Figure dataset records ▸
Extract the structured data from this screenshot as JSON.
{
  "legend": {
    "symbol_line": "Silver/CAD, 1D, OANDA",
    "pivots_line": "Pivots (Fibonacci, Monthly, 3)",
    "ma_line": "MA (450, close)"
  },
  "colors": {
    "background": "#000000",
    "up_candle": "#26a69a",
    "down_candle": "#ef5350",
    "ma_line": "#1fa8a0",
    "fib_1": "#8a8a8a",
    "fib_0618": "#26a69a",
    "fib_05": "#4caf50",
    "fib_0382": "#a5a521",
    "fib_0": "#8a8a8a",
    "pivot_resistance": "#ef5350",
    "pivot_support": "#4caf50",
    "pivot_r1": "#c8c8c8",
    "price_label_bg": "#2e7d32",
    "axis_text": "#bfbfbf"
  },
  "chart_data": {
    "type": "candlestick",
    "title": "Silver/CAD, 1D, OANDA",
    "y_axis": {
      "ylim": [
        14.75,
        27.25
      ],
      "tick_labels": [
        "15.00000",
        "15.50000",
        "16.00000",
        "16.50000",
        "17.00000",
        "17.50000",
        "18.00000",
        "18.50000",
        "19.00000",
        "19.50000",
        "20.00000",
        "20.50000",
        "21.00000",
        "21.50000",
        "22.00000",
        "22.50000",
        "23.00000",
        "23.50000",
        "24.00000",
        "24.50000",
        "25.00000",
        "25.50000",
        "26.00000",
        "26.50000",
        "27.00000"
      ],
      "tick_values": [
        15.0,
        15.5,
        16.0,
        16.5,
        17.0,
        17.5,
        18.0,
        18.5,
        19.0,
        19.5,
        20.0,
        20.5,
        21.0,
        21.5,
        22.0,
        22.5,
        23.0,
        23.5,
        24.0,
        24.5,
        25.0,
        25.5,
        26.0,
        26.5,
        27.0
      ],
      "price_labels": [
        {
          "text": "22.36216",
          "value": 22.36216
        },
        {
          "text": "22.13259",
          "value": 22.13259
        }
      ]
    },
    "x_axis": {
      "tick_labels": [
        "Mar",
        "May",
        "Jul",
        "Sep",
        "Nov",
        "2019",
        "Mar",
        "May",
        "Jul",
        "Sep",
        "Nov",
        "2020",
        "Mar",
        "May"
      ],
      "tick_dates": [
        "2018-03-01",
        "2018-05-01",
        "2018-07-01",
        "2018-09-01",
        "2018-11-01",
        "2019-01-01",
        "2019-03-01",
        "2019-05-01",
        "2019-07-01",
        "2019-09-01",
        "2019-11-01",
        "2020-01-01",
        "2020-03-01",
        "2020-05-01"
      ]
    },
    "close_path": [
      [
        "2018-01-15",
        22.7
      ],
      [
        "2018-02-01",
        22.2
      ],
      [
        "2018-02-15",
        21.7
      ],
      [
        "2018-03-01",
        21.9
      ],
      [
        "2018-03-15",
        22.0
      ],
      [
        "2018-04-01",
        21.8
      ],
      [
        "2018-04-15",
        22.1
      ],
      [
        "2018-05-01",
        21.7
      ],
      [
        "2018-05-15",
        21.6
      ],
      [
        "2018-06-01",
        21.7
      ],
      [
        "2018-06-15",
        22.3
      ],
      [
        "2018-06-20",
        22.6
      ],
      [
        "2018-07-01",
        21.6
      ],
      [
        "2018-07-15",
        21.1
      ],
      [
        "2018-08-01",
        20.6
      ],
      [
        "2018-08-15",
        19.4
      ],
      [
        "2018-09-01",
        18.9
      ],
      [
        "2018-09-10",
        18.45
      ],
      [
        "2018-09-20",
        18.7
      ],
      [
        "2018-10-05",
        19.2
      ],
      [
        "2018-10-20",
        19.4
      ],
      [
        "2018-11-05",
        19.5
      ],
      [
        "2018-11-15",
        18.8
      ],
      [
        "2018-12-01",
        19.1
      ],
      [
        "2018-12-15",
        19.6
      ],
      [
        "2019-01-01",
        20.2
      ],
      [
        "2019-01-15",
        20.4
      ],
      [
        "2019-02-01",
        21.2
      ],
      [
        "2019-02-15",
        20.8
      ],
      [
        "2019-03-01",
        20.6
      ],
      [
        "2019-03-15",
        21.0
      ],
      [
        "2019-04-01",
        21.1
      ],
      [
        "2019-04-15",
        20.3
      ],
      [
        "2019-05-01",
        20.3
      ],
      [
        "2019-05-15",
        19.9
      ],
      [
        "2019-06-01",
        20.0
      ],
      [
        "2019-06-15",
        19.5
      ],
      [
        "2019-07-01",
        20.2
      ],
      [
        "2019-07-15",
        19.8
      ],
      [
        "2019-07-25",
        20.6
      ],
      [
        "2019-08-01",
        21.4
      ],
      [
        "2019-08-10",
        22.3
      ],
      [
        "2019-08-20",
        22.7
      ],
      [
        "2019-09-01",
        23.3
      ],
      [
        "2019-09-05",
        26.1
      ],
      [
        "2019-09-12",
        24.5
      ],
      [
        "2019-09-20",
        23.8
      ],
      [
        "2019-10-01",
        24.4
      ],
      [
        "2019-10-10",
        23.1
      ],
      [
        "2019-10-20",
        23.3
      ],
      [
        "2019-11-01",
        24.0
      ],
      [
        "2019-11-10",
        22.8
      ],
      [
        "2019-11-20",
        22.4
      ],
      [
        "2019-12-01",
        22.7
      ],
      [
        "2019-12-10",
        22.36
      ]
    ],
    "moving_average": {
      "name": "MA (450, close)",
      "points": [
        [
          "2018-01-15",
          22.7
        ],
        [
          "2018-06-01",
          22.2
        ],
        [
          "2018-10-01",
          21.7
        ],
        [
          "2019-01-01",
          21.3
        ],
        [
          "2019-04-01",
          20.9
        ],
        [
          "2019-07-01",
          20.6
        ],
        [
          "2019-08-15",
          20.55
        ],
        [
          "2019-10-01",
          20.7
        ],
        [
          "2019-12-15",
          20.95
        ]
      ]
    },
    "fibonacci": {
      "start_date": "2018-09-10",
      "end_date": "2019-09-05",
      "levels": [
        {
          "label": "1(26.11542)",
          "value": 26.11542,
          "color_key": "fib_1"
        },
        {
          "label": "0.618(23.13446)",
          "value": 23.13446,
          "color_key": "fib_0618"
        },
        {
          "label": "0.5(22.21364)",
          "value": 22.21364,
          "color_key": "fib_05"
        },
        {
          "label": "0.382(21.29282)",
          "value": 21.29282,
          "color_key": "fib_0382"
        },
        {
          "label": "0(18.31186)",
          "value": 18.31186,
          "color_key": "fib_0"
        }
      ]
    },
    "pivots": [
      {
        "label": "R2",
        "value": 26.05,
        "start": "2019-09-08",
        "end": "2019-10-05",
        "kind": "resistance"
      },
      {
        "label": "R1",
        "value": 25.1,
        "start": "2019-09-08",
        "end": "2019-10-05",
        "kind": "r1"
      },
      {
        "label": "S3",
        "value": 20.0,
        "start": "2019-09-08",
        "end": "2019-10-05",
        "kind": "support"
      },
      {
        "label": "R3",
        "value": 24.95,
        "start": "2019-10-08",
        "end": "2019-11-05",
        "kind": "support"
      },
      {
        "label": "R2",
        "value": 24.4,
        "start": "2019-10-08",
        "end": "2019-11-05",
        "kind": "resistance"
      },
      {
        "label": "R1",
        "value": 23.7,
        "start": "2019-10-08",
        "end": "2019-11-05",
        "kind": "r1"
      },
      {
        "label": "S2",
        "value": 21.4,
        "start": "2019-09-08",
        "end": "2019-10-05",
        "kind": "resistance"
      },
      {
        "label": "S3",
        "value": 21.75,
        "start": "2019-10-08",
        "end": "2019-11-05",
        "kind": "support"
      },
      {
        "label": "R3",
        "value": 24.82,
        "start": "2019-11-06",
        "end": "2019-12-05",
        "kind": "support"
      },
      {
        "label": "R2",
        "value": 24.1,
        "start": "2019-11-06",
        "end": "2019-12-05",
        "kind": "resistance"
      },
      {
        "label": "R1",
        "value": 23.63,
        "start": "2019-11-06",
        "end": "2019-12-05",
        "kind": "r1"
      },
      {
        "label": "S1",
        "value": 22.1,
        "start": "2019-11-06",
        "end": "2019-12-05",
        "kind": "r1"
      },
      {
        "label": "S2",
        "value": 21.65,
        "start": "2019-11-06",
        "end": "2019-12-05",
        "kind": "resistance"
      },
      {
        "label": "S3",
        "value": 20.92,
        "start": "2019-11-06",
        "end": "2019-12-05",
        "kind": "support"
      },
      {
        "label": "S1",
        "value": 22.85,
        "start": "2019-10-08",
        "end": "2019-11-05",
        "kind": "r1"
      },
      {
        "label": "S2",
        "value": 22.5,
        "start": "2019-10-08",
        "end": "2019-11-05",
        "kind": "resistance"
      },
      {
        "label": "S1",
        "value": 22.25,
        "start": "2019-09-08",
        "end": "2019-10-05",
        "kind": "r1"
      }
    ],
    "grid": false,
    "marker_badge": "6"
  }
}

Your task ▸
Collect each line above holding the string "Silver".

Correct result ▸
    "symbol_line": "Silver/CAD, 1D, OANDA",
    "title": "Silver/CAD, 1D, OANDA",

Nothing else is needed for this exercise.